**Request**: All the data should come back exactly as it was given.

┌────────

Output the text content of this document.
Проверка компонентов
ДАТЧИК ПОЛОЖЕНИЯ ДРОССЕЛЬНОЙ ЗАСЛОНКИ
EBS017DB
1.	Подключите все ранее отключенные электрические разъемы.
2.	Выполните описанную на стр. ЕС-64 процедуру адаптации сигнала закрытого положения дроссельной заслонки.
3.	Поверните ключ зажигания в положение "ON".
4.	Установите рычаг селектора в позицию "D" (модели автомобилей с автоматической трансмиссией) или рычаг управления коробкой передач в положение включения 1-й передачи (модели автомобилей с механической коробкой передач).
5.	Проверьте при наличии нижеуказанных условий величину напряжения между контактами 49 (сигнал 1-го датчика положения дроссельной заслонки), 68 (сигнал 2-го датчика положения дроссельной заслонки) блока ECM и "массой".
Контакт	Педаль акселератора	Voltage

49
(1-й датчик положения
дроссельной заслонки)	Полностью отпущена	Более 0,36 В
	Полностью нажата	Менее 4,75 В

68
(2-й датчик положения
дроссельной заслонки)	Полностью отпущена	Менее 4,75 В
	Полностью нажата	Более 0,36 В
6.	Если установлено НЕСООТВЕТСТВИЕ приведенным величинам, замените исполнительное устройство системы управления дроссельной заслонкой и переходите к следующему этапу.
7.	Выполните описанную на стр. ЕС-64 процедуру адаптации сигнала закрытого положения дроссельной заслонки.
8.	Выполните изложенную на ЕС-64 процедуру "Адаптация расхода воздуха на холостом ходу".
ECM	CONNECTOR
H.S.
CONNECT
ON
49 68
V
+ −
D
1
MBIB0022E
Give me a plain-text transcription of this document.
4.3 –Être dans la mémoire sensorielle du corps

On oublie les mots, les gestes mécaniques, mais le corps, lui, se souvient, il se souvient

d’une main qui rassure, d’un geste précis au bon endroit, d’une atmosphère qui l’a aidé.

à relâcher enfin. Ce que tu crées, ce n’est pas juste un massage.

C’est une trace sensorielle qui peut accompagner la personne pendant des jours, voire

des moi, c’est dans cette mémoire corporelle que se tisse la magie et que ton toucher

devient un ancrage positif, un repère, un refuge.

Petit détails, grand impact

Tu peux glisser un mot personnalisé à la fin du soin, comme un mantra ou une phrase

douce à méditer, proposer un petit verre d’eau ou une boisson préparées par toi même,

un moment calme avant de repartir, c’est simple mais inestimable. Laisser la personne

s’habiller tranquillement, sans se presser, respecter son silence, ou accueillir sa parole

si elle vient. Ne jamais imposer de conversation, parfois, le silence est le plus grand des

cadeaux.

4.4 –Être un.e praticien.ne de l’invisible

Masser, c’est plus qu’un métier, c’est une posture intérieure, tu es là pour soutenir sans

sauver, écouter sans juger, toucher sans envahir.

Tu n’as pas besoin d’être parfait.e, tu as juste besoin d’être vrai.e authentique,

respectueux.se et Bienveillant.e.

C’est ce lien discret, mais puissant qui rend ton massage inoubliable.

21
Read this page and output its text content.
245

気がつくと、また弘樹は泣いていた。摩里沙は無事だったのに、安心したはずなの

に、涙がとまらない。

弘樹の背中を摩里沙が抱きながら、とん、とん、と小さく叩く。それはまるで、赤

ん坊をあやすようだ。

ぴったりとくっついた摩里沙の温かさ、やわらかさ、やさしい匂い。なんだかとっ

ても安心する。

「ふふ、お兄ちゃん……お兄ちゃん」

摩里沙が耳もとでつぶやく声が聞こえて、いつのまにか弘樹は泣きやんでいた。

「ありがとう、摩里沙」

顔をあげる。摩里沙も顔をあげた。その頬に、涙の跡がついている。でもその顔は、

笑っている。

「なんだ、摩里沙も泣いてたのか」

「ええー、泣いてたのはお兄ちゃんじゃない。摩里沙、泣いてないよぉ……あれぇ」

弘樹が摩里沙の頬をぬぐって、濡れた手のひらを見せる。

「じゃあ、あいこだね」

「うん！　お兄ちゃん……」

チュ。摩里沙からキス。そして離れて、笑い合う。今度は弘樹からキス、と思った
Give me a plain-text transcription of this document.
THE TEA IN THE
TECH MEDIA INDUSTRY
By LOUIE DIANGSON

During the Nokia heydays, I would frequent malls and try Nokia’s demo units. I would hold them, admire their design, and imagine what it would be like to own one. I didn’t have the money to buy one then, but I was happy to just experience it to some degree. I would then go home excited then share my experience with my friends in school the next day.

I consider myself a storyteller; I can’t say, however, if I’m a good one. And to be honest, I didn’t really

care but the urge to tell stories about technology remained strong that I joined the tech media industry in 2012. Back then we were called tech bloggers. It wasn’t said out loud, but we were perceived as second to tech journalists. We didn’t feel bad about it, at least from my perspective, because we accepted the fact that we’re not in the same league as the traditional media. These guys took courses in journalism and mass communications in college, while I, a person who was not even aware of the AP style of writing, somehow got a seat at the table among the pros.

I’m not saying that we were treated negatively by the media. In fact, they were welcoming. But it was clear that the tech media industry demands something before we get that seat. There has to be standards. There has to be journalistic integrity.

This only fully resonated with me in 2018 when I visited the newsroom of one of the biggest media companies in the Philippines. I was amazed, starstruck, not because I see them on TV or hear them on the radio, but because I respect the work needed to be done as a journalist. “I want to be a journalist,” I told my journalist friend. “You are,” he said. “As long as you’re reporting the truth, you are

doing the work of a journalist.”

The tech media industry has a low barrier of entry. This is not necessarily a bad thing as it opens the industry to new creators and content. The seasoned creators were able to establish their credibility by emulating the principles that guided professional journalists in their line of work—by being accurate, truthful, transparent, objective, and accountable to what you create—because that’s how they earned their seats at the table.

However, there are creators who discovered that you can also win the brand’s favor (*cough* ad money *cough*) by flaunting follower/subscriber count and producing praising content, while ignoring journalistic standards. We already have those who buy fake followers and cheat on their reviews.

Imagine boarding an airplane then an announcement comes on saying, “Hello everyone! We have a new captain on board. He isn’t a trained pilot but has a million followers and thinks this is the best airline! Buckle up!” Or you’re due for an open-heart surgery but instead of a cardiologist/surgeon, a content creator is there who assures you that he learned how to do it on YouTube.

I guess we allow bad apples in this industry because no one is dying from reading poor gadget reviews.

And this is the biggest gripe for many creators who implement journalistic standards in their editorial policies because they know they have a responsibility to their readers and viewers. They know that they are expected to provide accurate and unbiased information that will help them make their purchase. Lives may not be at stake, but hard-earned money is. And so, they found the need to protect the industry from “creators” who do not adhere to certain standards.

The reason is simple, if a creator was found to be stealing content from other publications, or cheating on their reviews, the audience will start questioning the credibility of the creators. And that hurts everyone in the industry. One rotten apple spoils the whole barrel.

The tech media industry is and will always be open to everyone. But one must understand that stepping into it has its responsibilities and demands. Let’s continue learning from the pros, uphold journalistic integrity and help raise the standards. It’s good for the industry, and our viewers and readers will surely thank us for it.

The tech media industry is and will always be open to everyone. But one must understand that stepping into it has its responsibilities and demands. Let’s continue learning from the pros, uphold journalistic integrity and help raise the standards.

└────────

**Solution**:
Output the text content of this document.
Проверка компонентов
ДАТЧИК ПОЛОЖЕНИЯ ДРОССЕЛЬНОЙ ЗАСЛОНКИ
EBS017DB
1.	Подключите все ранее отключенные электрические разъемы.
2.	Выполните описанную на стр. ЕС-64 процедуру адаптации сигнала закрытого положения дроссельной заслонки.
3.	Поверните ключ зажигания в положение "ON".
4.	Установите рычаг селектора в позицию "D" (модели автомобилей с автоматической трансмиссией) или рычаг управления коробкой передач в положение включения 1-й передачи (модели автомобилей с механической коробкой передач).
5.	Проверьте при наличии нижеуказанных условий величину напряжения между контактами 49 (сигнал 1-го датчика положения дроссельной заслонки), 68 (сигнал 2-го датчика положения дроссельной заслонки) блока ECM и "массой".
Контакт	Педаль акселератора	Voltage

49
(1-й датчик положения
дроссельной заслонки)	Полностью отпущена	Более 0,36 В
	Полностью нажата	Менее 4,75 В

68
(2-й датчик положения
дроссельной заслонки)	Полностью отпущена	Менее 4,75 В
	Полностью нажата	Более 0,36 В
6.	Если установлено НЕСООТВЕТСТВИЕ приведенным величинам, замените исполнительное устройство системы управления дроссельной заслонкой и переходите к следующему этапу.
7.	Выполните описанную на стр. ЕС-64 процедуру адаптации сигнала закрытого положения дроссельной заслонки.
8.	Выполните изложенную на ЕС-64 процедуру "Адаптация расхода воздуха на холостом ходу".
ECM	CONNECTOR
H.S.
CONNECT
ON
49 68
V
+ −
D
1
MBIB0022E
Give me a plain-text transcription of this document.
4.3 –Être dans la mémoire sensorielle du corps

On oublie les mots, les gestes mécaniques, mais le corps, lui, se souvient, il se souvient

d’une main qui rassure, d’un geste précis au bon endroit, d’une atmosphère qui l’a aidé.

à relâcher enfin. Ce que tu crées, ce n’est pas juste un massage.

C’est une trace sensorielle qui peut accompagner la personne pendant des jours, voire

des moi, c’est dans cette mémoire corporelle que se tisse la magie et que ton toucher

devient un ancrage positif, un repère, un refuge.

Petit détails, grand impact

Tu peux glisser un mot personnalisé à la fin du soin, comme un mantra ou une phrase

douce à méditer, proposer un petit verre d’eau ou une boisson préparées par toi même,

un moment calme avant de repartir, c’est simple mais inestimable. Laisser la personne

s’habiller tranquillement, sans se presser, respecter son silence, ou accueillir sa parole

si elle vient. Ne jamais imposer de conversation, parfois, le silence est le plus grand des

cadeaux.

4.4 –Être un.e praticien.ne de l’invisible

Masser, c’est plus qu’un métier, c’est une posture intérieure, tu es là pour soutenir sans

sauver, écouter sans juger, toucher sans envahir.

Tu n’as pas besoin d’être parfait.e, tu as juste besoin d’être vrai.e authentique,

respectueux.se et Bienveillant.e.

C’est ce lien discret, mais puissant qui rend ton massage inoubliable.

21
Read this page and output its text content.
245

気がつくと、また弘樹は泣いていた。摩里沙は無事だったのに、安心したはずなの

に、涙がとまらない。

弘樹の背中を摩里沙が抱きながら、とん、とん、と小さく叩く。それはまるで、赤

ん坊をあやすようだ。

ぴったりとくっついた摩里沙の温かさ、やわらかさ、やさしい匂い。なんだかとっ

ても安心する。

「ふふ、お兄ちゃん……お兄ちゃん」

摩里沙が耳もとでつぶやく声が聞こえて、いつのまにか弘樹は泣きやんでいた。

「ありがとう、摩里沙」

顔をあげる。摩里沙も顔をあげた。その頬に、涙の跡がついている。でもその顔は、

笑っている。

「なんだ、摩里沙も泣いてたのか」

「ええー、泣いてたのはお兄ちゃんじゃない。摩里沙、泣いてないよぉ……あれぇ」

弘樹が摩里沙の頬をぬぐって、濡れた手のひらを見せる。

「じゃあ、あいこだね」

「うん！　お兄ちゃん……」

チュ。摩里沙からキス。そして離れて、笑い合う。今度は弘樹からキス、と思った
Give me a plain-text transcription of this document.
THE TEA IN THE
TECH MEDIA INDUSTRY
By LOUIE DIANGSON

During the Nokia heydays, I would frequent malls and try Nokia’s demo units. I would hold them, admire their design, and imagine what it would be like to own one. I didn’t have the money to buy one then, but I was happy to just experience it to some degree. I would then go home excited then share my experience with my friends in school the next day.

I consider myself a storyteller; I can’t say, however, if I’m a good one. And to be honest, I didn’t really

care but the urge to tell stories about technology remained strong that I joined the tech media industry in 2012. Back then we were called tech bloggers. It wasn’t said out loud, but we were perceived as second to tech journalists. We didn’t feel bad about it, at least from my perspective, because we accepted the fact that we’re not in the same league as the traditional media. These guys took courses in journalism and mass communications in college, while I, a person who was not even aware of the AP style of writing, somehow got a seat at the table among the pros.

I’m not saying that we were treated negatively by the media. In fact, they were welcoming. But it was clear that the tech media industry demands something before we get that seat. There has to be standards. There has to be journalistic integrity.

This only fully resonated with me in 2018 when I visited the newsroom of one of the biggest media companies in the Philippines. I was amazed, starstruck, not because I see them on TV or hear them on the radio, but because I respect the work needed to be done as a journalist. “I want to be a journalist,” I told my journalist friend. “You are,” he said. “As long as you’re reporting the truth, you are

doing the work of a journalist.”

The tech media industry has a low barrier of entry. This is not necessarily a bad thing as it opens the industry to new creators and content. The seasoned creators were able to establish their credibility by emulating the principles that guided professional journalists in their line of work—by being accurate, truthful, transparent, objective, and accountable to what you create—because that’s how they earned their seats at the table.

However, there are creators who discovered that you can also win the brand’s favor (*cough* ad money *cough*) by flaunting follower/subscriber count and producing praising content, while ignoring journalistic standards. We already have those who buy fake followers and cheat on their reviews.

Imagine boarding an airplane then an announcement comes on saying, “Hello everyone! We have a new captain on board. He isn’t a trained pilot but has a million followers and thinks this is the best airline! Buckle up!” Or you’re due for an open-heart surgery but instead of a cardiologist/surgeon, a content creator is there who assures you that he learned how to do it on YouTube.

I guess we allow bad apples in this industry because no one is dying from reading poor gadget reviews.

And this is the biggest gripe for many creators who implement journalistic standards in their editorial policies because they know they have a responsibility to their readers and viewers. They know that they are expected to provide accurate and unbiased information that will help them make their purchase. Lives may not be at stake, but hard-earned money is. And so, they found the need to protect the industry from “creators” who do not adhere to certain standards.

The reason is simple, if a creator was found to be stealing content from other publications, or cheating on their reviews, the audience will start questioning the credibility of the creators. And that hurts everyone in the industry. One rotten apple spoils the whole barrel.

The tech media industry is and will always be open to everyone. But one must understand that stepping into it has its responsibilities and demands. Let’s continue learning from the pros, uphold journalistic integrity and help raise the standards. It’s good for the industry, and our viewers and readers will surely thank us for it.

The tech media industry is and will always be open to everyone. But one must understand that stepping into it has its responsibilities and demands. Let’s continue learning from the pros, uphold journalistic integrity and help raise the standards.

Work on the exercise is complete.